═══ RECORDED DATA

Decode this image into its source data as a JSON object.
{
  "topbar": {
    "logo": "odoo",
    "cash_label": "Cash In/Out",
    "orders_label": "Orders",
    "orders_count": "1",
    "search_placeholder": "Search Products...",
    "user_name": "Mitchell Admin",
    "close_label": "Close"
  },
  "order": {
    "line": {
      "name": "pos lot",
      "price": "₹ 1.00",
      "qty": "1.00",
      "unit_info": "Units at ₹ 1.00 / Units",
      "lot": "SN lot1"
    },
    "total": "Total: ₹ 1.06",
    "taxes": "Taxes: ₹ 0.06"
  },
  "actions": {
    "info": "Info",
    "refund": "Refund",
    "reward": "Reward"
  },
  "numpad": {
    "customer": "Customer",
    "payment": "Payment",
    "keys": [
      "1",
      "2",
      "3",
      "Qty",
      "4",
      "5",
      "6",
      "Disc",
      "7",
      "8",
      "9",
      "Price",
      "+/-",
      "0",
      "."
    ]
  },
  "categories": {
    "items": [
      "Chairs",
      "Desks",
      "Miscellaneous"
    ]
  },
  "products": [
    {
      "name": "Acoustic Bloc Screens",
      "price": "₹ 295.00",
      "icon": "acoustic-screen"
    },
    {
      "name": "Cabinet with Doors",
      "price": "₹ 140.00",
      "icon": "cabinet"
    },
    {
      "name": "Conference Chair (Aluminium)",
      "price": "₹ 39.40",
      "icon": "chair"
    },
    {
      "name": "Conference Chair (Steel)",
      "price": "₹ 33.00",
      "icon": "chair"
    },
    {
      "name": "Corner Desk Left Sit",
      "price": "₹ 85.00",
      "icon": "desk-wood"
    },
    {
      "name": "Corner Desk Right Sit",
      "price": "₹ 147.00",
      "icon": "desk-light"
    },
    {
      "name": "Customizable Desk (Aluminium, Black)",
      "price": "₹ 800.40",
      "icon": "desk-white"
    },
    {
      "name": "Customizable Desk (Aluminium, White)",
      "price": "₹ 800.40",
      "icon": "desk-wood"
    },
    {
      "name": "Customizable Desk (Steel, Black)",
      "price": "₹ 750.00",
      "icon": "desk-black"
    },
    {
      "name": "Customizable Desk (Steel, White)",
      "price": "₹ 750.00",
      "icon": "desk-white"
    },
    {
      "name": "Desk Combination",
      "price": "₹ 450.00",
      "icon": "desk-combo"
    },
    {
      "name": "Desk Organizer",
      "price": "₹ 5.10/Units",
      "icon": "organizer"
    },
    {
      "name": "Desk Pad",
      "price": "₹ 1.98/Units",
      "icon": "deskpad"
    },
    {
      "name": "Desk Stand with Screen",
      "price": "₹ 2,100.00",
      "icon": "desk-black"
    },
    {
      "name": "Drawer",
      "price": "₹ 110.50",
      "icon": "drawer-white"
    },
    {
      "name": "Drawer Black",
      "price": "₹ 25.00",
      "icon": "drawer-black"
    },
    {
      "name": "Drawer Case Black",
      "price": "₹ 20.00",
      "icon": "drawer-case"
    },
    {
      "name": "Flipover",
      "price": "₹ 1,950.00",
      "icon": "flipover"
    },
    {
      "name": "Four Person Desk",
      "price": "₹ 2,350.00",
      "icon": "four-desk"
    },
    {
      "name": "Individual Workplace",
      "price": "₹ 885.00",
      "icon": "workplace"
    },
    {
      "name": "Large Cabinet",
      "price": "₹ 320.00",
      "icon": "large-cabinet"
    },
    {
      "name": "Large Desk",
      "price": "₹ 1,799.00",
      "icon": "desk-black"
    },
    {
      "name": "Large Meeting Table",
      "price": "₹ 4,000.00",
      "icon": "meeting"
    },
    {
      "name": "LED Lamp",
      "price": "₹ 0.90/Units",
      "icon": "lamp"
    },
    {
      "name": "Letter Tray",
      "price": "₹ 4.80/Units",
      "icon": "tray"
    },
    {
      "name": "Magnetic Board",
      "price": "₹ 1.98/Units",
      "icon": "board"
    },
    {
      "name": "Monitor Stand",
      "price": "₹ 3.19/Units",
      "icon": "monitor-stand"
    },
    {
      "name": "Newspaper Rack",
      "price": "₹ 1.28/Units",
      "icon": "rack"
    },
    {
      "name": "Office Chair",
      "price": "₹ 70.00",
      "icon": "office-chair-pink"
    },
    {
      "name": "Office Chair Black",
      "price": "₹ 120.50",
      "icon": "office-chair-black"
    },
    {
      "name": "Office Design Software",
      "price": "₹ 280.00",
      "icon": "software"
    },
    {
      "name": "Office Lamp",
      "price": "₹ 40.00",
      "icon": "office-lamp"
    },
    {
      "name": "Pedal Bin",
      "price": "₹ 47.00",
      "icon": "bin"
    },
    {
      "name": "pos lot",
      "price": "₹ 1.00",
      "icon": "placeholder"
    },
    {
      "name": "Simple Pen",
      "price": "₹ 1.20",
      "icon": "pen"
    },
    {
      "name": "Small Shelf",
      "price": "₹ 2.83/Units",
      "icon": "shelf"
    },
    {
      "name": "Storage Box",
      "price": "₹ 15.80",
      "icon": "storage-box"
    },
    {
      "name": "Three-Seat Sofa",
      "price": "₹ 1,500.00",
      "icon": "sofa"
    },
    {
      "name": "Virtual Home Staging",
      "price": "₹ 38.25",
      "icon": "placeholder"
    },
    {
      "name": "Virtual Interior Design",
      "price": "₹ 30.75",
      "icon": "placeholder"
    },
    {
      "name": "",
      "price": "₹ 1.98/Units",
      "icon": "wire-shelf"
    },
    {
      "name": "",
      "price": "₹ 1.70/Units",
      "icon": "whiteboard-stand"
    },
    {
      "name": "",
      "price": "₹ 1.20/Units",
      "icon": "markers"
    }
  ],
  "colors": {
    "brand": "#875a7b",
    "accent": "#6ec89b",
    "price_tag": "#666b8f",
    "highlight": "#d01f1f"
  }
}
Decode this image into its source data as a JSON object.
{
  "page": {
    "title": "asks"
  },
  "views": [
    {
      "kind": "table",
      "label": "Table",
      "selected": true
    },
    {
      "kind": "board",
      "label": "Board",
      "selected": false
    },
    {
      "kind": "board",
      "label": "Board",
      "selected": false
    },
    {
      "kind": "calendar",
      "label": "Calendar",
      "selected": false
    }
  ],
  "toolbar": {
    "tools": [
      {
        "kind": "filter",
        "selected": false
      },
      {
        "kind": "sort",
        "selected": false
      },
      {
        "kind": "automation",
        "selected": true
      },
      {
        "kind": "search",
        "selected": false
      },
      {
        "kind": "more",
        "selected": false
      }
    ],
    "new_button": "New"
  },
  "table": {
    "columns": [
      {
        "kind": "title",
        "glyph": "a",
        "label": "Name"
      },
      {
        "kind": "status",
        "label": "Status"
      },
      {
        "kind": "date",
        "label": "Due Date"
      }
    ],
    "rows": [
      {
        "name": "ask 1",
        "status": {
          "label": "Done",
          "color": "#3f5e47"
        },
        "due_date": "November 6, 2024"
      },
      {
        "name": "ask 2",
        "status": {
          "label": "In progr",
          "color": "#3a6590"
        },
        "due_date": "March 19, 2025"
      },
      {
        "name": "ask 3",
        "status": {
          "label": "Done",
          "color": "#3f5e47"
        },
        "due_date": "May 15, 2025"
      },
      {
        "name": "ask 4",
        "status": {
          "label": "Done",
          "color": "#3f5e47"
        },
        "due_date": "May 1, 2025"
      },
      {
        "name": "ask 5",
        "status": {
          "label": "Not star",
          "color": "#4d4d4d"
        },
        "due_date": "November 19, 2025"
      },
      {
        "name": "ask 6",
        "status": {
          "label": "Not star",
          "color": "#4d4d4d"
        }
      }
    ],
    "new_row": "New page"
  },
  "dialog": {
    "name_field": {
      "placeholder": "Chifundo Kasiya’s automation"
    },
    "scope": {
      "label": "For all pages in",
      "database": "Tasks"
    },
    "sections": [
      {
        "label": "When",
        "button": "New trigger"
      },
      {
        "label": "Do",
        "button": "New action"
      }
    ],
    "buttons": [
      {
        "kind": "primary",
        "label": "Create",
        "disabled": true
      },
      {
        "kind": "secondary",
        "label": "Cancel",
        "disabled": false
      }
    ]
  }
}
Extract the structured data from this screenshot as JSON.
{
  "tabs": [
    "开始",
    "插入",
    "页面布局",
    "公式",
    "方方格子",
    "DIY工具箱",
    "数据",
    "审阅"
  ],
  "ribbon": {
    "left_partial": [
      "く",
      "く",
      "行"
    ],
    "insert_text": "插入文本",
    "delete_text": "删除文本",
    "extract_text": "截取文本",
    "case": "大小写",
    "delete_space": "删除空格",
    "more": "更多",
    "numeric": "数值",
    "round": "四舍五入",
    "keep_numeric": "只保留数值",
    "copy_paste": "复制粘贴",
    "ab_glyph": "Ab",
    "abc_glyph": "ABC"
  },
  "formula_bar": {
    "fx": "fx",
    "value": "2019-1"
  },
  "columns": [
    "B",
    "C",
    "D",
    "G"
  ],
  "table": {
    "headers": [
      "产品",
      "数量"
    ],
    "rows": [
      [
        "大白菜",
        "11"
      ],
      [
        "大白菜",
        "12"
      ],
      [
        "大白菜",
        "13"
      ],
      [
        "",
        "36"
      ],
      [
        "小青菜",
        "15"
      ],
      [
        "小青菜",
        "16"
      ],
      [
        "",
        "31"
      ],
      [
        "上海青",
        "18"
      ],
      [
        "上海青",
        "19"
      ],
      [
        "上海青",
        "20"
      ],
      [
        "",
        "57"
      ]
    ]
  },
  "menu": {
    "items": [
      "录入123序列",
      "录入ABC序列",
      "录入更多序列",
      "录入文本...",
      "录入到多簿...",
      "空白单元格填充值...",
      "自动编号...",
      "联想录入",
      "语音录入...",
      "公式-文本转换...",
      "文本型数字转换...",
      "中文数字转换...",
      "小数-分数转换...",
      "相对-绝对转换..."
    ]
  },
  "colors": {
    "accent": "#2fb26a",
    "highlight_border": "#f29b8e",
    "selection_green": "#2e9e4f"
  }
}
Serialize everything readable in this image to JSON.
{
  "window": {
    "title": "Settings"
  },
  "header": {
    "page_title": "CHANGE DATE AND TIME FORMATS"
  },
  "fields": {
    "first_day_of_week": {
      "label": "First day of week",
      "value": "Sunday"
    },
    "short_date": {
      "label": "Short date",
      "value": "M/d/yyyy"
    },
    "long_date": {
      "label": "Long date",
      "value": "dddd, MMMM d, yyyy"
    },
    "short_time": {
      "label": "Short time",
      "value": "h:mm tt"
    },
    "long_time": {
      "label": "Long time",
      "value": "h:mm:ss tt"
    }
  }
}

══════

#### EXERCISE TASK:
Return, word for word, each line from the line that contains "Serialize everything readable" to the end of the listing above; include both end lines and nothing else.

#### WRITTEN REPLY:
Serialize everything readable in this image to JSON.
{
  "window": {
    "title": "Settings"
  },
  "header": {
    "page_title": "CHANGE DATE AND TIME FORMATS"
  },
  "fields": {
    "first_day_of_week": {
      "label": "First day of week",
      "value": "Sunday"
    },
    "short_date": {
      "label": "Short date",
      "value": "M/d/yyyy"
    },
    "long_date": {
      "label": "Long date",
      "value": "dddd, MMMM d, yyyy"
    },
    "short_time": {
      "label": "Short time",
      "value": "h:mm tt"
    },
    "long_time": {
      "label": "Long time",
      "value": "h:mm:ss tt"
    }
  }
}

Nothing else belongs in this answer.